(MATERIAL SHOWN)
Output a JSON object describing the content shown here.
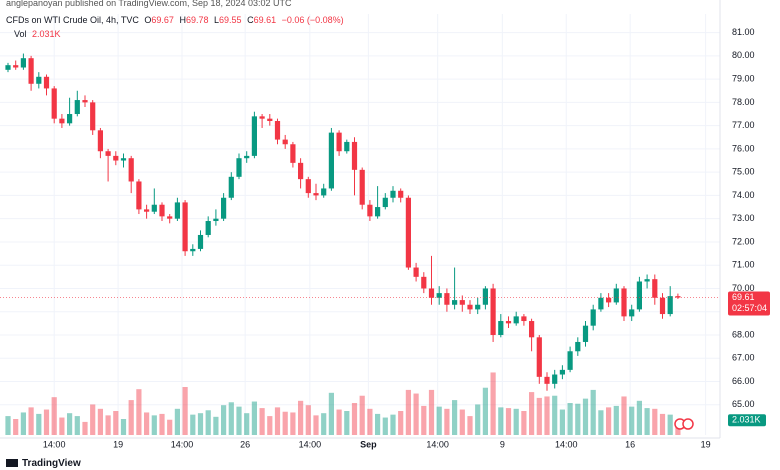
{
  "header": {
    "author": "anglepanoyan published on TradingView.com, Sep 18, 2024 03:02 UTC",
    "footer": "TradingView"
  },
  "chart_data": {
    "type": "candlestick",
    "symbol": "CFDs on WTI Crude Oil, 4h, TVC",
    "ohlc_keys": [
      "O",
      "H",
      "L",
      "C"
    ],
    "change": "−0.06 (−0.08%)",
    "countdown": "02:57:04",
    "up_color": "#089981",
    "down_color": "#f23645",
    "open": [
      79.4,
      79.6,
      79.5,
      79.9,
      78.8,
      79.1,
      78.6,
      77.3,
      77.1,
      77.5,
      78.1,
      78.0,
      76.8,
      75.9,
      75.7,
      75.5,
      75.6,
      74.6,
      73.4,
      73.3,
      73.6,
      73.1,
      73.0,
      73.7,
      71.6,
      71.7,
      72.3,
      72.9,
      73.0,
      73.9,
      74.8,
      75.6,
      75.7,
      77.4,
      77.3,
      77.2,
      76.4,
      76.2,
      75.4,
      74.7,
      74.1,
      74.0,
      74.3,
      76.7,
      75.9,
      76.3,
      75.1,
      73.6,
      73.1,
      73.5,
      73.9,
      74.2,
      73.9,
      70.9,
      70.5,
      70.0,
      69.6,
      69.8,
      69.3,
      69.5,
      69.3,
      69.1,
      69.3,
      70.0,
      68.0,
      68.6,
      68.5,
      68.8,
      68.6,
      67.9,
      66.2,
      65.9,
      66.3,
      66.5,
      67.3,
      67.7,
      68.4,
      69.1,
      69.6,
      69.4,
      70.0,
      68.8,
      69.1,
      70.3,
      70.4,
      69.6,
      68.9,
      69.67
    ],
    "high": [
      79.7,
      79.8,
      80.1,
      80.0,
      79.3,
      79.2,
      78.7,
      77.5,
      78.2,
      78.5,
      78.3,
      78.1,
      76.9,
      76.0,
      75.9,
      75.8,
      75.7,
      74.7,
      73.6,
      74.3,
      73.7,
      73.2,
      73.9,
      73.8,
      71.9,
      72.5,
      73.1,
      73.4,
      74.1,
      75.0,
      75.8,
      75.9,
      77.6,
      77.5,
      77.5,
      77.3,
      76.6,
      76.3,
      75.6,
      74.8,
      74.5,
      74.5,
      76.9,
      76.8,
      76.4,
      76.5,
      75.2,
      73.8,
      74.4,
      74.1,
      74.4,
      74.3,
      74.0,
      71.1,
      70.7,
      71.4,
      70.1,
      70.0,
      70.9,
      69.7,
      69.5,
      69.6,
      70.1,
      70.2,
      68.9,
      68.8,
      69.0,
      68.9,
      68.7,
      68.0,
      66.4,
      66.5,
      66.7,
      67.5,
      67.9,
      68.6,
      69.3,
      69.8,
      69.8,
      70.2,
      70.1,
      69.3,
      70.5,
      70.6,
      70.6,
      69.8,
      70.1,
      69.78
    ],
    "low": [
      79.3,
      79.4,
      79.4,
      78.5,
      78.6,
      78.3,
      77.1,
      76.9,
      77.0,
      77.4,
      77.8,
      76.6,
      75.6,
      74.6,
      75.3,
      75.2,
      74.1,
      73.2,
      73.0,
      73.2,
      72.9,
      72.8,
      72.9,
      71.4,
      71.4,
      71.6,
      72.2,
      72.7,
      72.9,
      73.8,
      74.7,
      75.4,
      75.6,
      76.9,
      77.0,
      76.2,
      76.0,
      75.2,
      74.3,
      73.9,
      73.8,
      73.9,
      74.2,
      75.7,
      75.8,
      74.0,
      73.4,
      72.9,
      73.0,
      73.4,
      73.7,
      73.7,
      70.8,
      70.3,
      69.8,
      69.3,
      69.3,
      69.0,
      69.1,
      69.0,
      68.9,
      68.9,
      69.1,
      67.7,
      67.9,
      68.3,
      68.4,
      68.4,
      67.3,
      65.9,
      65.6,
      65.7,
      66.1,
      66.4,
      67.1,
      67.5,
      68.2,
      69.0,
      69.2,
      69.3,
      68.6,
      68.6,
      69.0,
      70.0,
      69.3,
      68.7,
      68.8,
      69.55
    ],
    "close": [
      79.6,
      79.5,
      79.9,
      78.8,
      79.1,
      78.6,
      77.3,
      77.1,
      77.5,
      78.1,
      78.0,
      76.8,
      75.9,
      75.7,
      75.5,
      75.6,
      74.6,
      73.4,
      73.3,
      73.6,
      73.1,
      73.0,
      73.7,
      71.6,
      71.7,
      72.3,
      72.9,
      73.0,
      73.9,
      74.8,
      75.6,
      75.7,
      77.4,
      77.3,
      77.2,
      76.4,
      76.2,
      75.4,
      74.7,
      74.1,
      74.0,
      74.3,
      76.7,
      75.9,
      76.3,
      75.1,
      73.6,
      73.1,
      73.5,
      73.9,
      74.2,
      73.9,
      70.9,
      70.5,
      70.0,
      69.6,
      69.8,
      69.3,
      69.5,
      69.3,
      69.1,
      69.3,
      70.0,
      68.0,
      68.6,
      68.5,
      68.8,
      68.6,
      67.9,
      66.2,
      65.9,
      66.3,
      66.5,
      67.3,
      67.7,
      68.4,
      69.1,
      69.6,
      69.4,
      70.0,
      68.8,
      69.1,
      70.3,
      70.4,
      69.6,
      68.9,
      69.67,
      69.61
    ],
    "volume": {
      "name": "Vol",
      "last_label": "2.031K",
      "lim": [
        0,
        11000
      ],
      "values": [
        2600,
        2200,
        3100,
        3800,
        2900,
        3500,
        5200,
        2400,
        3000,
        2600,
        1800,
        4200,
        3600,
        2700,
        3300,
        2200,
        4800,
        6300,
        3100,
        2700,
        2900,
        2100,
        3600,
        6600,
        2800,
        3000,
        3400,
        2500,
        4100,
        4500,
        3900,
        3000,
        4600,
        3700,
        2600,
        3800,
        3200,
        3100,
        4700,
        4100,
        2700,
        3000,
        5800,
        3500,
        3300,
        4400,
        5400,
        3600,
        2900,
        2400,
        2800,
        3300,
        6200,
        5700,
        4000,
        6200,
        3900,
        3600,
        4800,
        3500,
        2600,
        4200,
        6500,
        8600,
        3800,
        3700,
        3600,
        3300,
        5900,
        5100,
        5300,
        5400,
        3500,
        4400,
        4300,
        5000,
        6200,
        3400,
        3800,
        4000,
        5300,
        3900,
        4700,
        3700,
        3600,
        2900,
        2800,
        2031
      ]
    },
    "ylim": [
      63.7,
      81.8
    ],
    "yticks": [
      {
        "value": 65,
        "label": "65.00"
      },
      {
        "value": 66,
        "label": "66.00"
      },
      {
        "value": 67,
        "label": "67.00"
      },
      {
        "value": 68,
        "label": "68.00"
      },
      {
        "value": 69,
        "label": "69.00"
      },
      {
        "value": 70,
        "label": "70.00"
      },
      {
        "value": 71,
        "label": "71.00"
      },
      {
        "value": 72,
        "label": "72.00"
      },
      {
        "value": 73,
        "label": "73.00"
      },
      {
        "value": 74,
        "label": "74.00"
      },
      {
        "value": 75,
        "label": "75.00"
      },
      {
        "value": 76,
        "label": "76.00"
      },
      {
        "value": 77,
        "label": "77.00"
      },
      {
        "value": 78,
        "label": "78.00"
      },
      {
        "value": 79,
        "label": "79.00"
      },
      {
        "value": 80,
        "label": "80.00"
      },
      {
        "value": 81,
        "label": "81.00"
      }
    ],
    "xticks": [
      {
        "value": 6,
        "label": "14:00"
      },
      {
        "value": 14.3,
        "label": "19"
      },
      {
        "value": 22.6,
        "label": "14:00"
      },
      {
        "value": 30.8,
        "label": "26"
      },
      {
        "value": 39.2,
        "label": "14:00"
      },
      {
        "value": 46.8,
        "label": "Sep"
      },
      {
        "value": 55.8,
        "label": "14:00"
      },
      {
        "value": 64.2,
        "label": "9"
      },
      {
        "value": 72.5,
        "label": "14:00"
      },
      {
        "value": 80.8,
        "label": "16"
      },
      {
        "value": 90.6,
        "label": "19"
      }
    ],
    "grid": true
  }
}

(REQUIREMENTS) Wherever the string "TradingView" appears in the entries above, list that line.

(SOLUTION TO THIS TASK)
    "author": "anglepanoyan published on TradingView.com, Sep 18, 2024 03:02 UTC",
    "footer": "TradingView"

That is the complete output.